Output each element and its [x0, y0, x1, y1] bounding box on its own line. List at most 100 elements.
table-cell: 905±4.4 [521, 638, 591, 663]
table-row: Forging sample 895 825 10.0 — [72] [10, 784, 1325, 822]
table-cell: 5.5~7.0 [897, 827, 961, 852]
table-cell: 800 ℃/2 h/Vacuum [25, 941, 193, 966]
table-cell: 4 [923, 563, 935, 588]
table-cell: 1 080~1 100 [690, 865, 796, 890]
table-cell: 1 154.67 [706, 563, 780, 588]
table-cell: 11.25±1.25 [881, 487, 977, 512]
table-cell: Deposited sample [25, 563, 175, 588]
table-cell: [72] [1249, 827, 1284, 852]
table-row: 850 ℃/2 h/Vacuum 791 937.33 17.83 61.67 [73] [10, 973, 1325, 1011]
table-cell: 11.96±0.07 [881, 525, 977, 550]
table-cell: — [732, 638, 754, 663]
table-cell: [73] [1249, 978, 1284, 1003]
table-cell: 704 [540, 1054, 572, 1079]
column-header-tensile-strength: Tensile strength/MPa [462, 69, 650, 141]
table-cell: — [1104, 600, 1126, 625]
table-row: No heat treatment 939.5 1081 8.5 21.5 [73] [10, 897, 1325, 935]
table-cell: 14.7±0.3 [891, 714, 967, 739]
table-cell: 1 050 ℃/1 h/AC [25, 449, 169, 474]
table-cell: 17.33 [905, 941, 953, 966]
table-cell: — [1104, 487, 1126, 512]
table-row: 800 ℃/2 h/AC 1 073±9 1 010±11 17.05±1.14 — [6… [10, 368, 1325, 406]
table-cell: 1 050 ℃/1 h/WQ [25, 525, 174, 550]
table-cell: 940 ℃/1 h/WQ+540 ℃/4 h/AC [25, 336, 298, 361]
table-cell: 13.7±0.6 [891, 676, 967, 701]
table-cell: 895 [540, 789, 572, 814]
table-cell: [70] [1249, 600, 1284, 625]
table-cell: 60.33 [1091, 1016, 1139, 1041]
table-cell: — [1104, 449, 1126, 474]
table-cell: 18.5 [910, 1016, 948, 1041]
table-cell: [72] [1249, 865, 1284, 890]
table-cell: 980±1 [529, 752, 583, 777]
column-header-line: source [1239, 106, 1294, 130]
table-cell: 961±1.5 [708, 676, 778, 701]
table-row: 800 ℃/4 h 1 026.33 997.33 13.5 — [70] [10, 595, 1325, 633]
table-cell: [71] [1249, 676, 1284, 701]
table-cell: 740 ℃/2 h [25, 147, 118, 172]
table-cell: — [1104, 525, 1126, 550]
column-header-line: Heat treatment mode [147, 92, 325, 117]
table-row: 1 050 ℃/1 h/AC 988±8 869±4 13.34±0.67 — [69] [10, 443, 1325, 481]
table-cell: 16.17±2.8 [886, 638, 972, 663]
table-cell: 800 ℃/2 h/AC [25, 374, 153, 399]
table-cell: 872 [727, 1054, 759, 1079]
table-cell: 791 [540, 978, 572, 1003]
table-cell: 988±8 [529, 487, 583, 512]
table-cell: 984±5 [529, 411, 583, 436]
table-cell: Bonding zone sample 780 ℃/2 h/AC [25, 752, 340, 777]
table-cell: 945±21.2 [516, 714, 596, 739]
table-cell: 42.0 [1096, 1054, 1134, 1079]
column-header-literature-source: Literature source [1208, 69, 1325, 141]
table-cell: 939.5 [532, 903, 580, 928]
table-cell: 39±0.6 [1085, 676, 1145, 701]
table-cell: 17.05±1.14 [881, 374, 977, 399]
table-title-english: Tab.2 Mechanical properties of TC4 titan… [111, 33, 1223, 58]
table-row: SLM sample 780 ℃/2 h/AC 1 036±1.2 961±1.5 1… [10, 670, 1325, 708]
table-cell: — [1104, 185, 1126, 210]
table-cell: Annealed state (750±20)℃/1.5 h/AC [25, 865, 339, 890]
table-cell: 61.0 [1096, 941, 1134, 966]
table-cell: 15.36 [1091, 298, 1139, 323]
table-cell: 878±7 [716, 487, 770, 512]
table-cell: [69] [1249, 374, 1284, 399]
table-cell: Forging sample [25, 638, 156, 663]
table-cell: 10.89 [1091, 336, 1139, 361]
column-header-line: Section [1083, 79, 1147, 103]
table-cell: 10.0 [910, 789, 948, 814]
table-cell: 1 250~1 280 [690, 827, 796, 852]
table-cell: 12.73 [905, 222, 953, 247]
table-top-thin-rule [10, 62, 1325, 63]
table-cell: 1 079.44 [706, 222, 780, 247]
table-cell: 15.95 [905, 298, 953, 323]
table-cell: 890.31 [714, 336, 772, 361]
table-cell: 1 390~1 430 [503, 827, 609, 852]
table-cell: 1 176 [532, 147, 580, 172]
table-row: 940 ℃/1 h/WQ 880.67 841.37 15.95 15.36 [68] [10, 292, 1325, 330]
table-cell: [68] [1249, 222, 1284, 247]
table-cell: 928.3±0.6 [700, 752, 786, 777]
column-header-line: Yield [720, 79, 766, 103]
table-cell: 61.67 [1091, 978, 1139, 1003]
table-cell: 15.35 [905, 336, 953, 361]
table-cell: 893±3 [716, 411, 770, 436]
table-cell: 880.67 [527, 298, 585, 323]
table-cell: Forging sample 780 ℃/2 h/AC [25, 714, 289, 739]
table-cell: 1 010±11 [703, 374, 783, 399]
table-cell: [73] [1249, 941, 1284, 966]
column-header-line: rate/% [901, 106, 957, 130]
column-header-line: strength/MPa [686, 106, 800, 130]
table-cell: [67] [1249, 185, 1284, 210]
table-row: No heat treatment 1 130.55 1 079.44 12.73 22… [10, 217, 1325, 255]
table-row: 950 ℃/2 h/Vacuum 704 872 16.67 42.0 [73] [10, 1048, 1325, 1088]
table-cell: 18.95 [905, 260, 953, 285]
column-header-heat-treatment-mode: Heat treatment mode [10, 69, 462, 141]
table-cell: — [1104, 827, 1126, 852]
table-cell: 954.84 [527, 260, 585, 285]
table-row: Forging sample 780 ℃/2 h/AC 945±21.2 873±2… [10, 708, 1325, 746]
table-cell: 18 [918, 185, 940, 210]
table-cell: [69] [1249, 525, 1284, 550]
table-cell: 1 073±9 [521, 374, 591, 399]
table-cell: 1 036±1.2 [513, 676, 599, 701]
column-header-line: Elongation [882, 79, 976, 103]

**PROBLEM**. Turn each line of the material above into an item in a numbered list, and leave out any blank lines.

**THE COMPLETED TASK**.
1. Output each element and its [x0, y0, x1, y1] bounding box on its own line. List at most 100 elements.
2. table-cell: 905±4.4 [521, 638, 591, 663]
3. table-row: Forging sample 895 825 10.0 — [72] [10, 784, 1325, 822]
4. table-cell: 5.5~7.0 [897, 827, 961, 852]
5. table-cell: 800 ℃/2 h/Vacuum [25, 941, 193, 966]
6. table-cell: 4 [923, 563, 935, 588]
7. table-cell: 1 080~1 100 [690, 865, 796, 890]
8. table-cell: 1 154.67 [706, 563, 780, 588]
9. table-cell: 11.25±1.25 [881, 487, 977, 512]
10. table-cell: Deposited sample [25, 563, 175, 588]
11. table-cell: [72] [1249, 827, 1284, 852]
12. table-row: 850 ℃/2 h/Vacuum 791 937.33 17.83 61.67 [73] [10, 973, 1325, 1011]
13. table-cell: 11.96±0.07 [881, 525, 977, 550]
14. table-cell: — [732, 638, 754, 663]
15. table-cell: [73] [1249, 978, 1284, 1003]
16. table-cell: 704 [540, 1054, 572, 1079]
17. column-header-tensile-strength: Tensile strength/MPa [462, 69, 650, 141]
18. table-cell: — [1104, 600, 1126, 625]
19. table-row: No heat treatment 939.5 1081 8.5 21.5 [73] [10, 897, 1325, 935]
20. table-cell: 14.7±0.3 [891, 714, 967, 739]
21. table-cell: 1 050 ℃/1 h/AC [25, 449, 169, 474]
22. table-cell: 17.33 [905, 941, 953, 966]
23. table-cell: — [1104, 487, 1126, 512]
24. table-row: 800 ℃/2 h/AC 1 073±9 1 010±11 17.05±1.14 — [6… [10, 368, 1325, 406]
25. table-cell: 1 050 ℃/1 h/WQ [25, 525, 174, 550]
26. table-cell: 940 ℃/1 h/WQ+540 ℃/4 h/AC [25, 336, 298, 361]
27. table-cell: 13.7±0.6 [891, 676, 967, 701]
28. table-cell: 895 [540, 789, 572, 814]
29. table-cell: [70] [1249, 600, 1284, 625]
30. table-cell: 60.33 [1091, 1016, 1139, 1041]
31. table-cell: — [1104, 449, 1126, 474]
32. table-cell: 18.5 [910, 1016, 948, 1041]
33. table-cell: [72] [1249, 865, 1284, 890]
34. table-cell: 980±1 [529, 752, 583, 777]
35. column-header-line: source [1239, 106, 1294, 130]
36. table-cell: 961±1.5 [708, 676, 778, 701]
37. table-row: 800 ℃/4 h 1 026.33 997.33 13.5 — [70] [10, 595, 1325, 633]
38. table-cell: [71] [1249, 676, 1284, 701]
39. table-cell: 740 ℃/2 h [25, 147, 118, 172]
40. table-cell: — [1104, 525, 1126, 550]
41. column-header-line: Heat treatment mode [147, 92, 325, 117]
42. table-row: 1 050 ℃/1 h/AC 988±8 869±4 13.34±0.67 — [69] [10, 443, 1325, 481]
43. table-cell: 16.17±2.8 [886, 638, 972, 663]
44. table-cell: 800 ℃/2 h/AC [25, 374, 153, 399]
45. table-cell: 872 [727, 1054, 759, 1079]
46. table-cell: 791 [540, 978, 572, 1003]
47. table-cell: 988±8 [529, 487, 583, 512]
48. table-cell: 984±5 [529, 411, 583, 436]
49. table-cell: Bonding zone sample 780 ℃/2 h/AC [25, 752, 340, 777]
50. table-cell: 945±21.2 [516, 714, 596, 739]
51. table-cell: 42.0 [1096, 1054, 1134, 1079]
52. column-header-literature-source: Literature source [1208, 69, 1325, 141]
53. table-cell: 939.5 [532, 903, 580, 928]
54. table-cell: 39±0.6 [1085, 676, 1145, 701]
55. table-cell: 17.05±1.14 [881, 374, 977, 399]
56. table-title-english: Tab.2 Mechanical properties of TC4 titan… [111, 33, 1223, 58]
57. table-row: SLM sample 780 ℃/2 h/AC 1 036±1.2 961±1.5 1… [10, 670, 1325, 708]
58. table-cell: — [1104, 185, 1126, 210]
59. table-cell: Annealed state (750±20)℃/1.5 h/AC [25, 865, 339, 890]
60. table-cell: 61.0 [1096, 941, 1134, 966]
61. table-cell: 15.36 [1091, 298, 1139, 323]
62. table-cell: 878±7 [716, 487, 770, 512]
63. table-cell: [69] [1249, 374, 1284, 399]
64. table-cell: Forging sample [25, 638, 156, 663]
65. table-cell: 10.89 [1091, 336, 1139, 361]
66. column-header-line: Section [1083, 79, 1147, 103]
67. table-cell: 10.0 [910, 789, 948, 814]
68. table-cell: 1 250~1 280 [690, 827, 796, 852]
69. table-cell: 12.73 [905, 222, 953, 247]
70. table-top-thin-rule [10, 62, 1325, 63]
71. table-cell: 1 079.44 [706, 222, 780, 247]
72. table-cell: 15.95 [905, 298, 953, 323]
73. table-cell: 890.31 [714, 336, 772, 361]
74. table-cell: 1 390~1 430 [503, 827, 609, 852]
75. table-cell: 1 176 [532, 147, 580, 172]
76. table-row: 940 ℃/1 h/WQ 880.67 841.37 15.95 15.36 [68] [10, 292, 1325, 330]
77. table-cell: [68] [1249, 222, 1284, 247]
78. table-cell: 928.3±0.6 [700, 752, 786, 777]
79. column-header-line: Yield [720, 79, 766, 103]
80. table-cell: 61.67 [1091, 978, 1139, 1003]
81. table-cell: 15.35 [905, 336, 953, 361]
82. table-cell: 893±3 [716, 411, 770, 436]
83. table-cell: 880.67 [527, 298, 585, 323]
84. table-cell: Forging sample 780 ℃/2 h/AC [25, 714, 289, 739]
85. table-cell: 1 010±11 [703, 374, 783, 399]
86. table-cell: [73] [1249, 941, 1284, 966]
87. column-header-line: rate/% [901, 106, 957, 130]
88. column-header-line: strength/MPa [686, 106, 800, 130]
89. table-cell: [67] [1249, 185, 1284, 210]
90. table-row: No heat treatment 1 130.55 1 079.44 12.73 22… [10, 217, 1325, 255]
91. table-row: 950 ℃/2 h/Vacuum 704 872 16.67 42.0 [73] [10, 1048, 1325, 1088]
92. table-cell: 18.95 [905, 260, 953, 285]
93. column-header-heat-treatment-mode: Heat treatment mode [10, 69, 462, 141]
94. table-cell: — [1104, 827, 1126, 852]
95. table-cell: 954.84 [527, 260, 585, 285]
96. table-row: Forging sample 780 ℃/2 h/AC 945±21.2 873±2… [10, 708, 1325, 746]
97. table-cell: 18 [918, 185, 940, 210]
98. table-cell: [69] [1249, 525, 1284, 550]
99. table-cell: 1 073±9 [521, 374, 591, 399]
100. table-cell: 1 036±1.2 [513, 676, 599, 701]
101. column-header-line: Elongation [882, 79, 976, 103]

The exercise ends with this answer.